TO-DO LIST >>
**a)** Copy the passage of the 2024 Open de Rouen text word for word, everything from "The 2024 Open" down to "21 April 2024.".
**b)** Repeat from the listing, exactly as it stands, everything from the line containing "- staticText: 简体中文: [9, 100, 61, 119]" down to the end of the listing, both ends included.

EXCERPT PROVIDED >>

- Date: 15–21 April
- Edition: 3rd
- Category: WTA 250
- Draw: 32S / 16D
- Prize money: $267,082
- Surface: Clay (indoor)
- Location: Rouen, France
- Venue: Kindarena

Champions

Singles
- Sloane Stephens

Doubles
- Tímea Babos / Irina Khromacheva
| Open de Rouen |

= 2024 Open de Rouen =

The 2024 Open de Rouen (also known as the Open Capfinances Rouen Métropole for sponsorship reasons) was a professional women's tennis tournament played on indoor clay courts. It was the third edition of the tournament and part of the WTA 250 tournaments on the 2024 WTA Tour (an upgrade from the WTA 125 tournament status for the two previous editions). It took place at the Kindarena Sports Complex in Rouen, France between 15 and 21 April 2024.

EXERCISE MATERIAL >>
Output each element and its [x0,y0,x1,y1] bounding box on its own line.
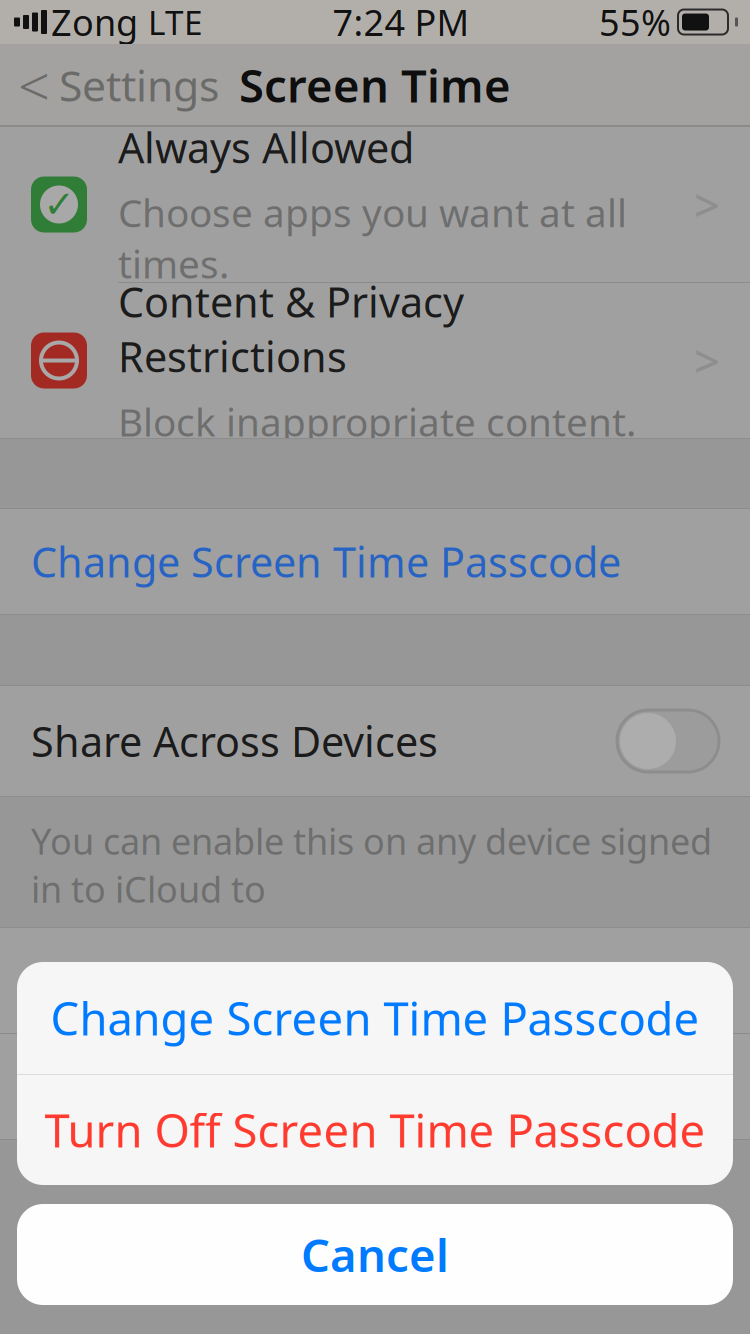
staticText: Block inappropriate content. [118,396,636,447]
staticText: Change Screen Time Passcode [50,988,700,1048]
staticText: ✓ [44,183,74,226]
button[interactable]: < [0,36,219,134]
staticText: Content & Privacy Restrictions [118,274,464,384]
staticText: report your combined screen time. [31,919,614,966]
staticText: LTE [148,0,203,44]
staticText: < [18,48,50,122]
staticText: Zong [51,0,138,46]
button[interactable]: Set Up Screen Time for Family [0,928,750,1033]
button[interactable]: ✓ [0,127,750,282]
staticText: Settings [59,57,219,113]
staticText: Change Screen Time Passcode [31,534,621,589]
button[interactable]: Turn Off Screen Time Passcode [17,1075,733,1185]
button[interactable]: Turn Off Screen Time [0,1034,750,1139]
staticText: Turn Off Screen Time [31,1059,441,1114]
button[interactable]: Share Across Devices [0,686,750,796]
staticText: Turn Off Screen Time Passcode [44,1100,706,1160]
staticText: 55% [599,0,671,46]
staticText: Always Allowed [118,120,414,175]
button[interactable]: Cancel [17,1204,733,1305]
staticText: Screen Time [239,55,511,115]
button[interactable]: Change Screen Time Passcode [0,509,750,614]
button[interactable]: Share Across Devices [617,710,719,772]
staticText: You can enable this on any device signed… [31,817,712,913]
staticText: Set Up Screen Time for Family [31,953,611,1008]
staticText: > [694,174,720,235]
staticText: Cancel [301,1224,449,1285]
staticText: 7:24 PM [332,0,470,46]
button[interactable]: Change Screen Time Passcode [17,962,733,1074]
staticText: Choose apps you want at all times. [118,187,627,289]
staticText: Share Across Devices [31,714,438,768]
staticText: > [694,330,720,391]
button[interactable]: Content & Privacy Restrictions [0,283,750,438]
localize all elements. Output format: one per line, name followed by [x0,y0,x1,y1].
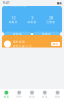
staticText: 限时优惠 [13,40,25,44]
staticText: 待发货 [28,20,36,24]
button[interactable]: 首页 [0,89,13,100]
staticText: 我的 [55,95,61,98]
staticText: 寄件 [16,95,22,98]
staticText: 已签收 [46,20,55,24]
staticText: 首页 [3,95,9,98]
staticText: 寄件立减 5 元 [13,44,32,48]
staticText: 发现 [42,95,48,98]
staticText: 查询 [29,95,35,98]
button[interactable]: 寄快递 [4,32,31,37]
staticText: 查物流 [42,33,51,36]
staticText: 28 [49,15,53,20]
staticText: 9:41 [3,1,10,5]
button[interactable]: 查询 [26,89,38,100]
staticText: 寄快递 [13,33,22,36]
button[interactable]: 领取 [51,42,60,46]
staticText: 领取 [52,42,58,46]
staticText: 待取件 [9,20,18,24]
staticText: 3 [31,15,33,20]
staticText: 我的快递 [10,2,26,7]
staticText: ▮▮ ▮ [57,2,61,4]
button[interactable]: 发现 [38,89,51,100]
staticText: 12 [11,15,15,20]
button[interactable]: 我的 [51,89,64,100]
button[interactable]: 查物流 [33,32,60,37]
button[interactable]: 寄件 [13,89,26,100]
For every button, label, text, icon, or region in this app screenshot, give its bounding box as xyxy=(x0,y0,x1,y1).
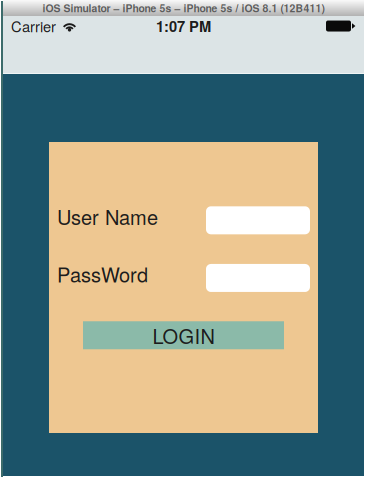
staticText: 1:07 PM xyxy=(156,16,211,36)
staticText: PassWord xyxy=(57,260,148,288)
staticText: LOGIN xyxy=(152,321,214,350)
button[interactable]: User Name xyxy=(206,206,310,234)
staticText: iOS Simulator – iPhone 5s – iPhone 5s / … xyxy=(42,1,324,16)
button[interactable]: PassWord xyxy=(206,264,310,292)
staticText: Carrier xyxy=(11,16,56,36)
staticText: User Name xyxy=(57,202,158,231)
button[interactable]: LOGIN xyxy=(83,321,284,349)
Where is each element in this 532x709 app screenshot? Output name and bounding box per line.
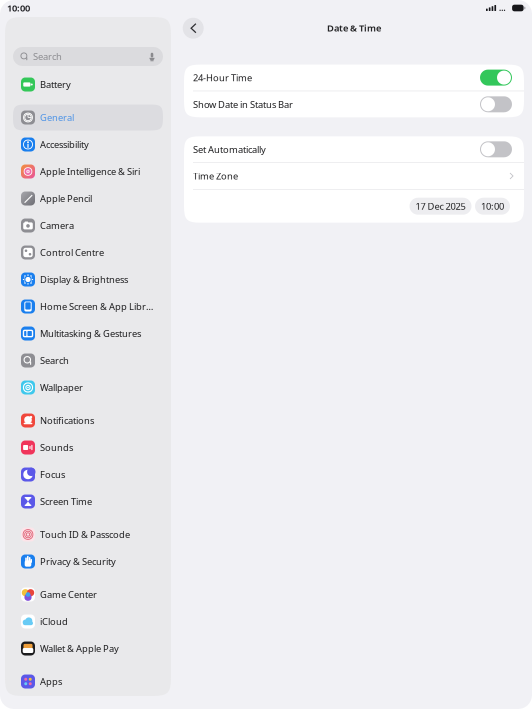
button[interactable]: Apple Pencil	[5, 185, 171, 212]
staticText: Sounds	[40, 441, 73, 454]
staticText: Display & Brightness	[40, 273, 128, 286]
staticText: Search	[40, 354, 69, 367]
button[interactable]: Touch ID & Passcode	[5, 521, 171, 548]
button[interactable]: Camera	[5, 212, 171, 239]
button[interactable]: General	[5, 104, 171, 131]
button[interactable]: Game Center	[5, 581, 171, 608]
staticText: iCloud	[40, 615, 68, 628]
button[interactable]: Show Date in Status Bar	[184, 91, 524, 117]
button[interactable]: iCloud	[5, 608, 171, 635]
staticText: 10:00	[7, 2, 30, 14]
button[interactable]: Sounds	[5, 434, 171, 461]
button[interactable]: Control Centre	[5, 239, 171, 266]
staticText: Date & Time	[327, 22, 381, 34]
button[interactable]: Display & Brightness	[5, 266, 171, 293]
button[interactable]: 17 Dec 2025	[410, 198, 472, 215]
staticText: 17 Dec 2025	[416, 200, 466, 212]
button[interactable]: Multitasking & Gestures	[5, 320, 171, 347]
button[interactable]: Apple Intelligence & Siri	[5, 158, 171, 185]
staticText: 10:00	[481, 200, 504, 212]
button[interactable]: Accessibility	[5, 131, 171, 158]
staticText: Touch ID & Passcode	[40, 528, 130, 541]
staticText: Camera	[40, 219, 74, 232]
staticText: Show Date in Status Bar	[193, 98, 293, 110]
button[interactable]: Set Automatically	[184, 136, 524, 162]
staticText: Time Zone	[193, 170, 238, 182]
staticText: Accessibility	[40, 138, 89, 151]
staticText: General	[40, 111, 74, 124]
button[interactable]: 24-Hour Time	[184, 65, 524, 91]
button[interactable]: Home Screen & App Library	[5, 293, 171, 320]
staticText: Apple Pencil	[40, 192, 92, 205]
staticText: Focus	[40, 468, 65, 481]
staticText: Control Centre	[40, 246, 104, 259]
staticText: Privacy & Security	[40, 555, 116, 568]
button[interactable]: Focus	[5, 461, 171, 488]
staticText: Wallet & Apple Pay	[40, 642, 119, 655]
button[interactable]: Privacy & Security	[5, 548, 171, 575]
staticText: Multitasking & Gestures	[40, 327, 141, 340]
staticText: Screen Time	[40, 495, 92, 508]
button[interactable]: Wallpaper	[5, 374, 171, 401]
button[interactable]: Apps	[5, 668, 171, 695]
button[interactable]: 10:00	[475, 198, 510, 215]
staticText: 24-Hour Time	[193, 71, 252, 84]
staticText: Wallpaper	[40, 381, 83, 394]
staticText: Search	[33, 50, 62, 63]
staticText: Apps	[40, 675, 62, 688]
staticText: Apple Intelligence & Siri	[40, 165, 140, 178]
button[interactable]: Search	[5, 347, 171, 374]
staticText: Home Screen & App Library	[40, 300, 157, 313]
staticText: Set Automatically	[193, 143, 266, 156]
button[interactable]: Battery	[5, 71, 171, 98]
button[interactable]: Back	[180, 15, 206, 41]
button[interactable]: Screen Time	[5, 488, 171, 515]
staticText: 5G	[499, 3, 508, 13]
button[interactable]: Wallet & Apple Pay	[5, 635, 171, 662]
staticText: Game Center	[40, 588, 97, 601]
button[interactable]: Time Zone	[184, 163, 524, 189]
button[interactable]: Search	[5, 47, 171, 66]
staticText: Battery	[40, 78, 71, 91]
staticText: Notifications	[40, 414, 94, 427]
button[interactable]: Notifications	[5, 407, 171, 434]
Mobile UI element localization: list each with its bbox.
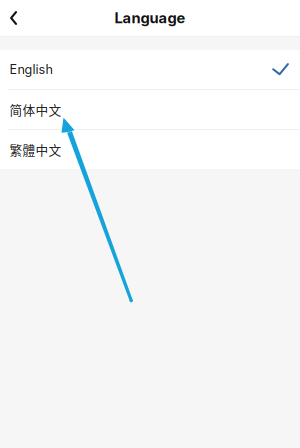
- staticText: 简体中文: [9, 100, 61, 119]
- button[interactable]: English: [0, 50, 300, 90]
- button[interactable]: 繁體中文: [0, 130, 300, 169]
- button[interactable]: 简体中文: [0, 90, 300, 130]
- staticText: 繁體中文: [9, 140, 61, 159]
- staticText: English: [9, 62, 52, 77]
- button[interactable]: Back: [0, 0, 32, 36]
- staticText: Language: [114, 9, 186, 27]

ANSWERS IN ORDER >>
**a)**
The 2024 Open de Rouen (also known as the Open Capfinances Rouen Métropole for sponsorship reasons) was a professional women's tennis tournament played on indoor clay courts. It was the third edition of the tournament and part of the WTA 250 tournaments on the 2024 WTA Tour (an upgrade from the WTA 125 tournament status for the two previous editions). It took place at the Kindarena Sports Complex in Rouen, France between 15 and 21 April 2024.

**b)**
- staticText: 简体中文: [9, 100, 61, 119]
- button[interactable]: English: [0, 50, 300, 90]
- button[interactable]: 繁體中文: [0, 130, 300, 169]
- button[interactable]: 简体中文: [0, 90, 300, 130]
- staticText: 繁體中文: [9, 140, 61, 159]
- staticText: English: [9, 62, 52, 77]
- button[interactable]: Back: [0, 0, 32, 36]
- staticText: Language: [114, 9, 186, 27]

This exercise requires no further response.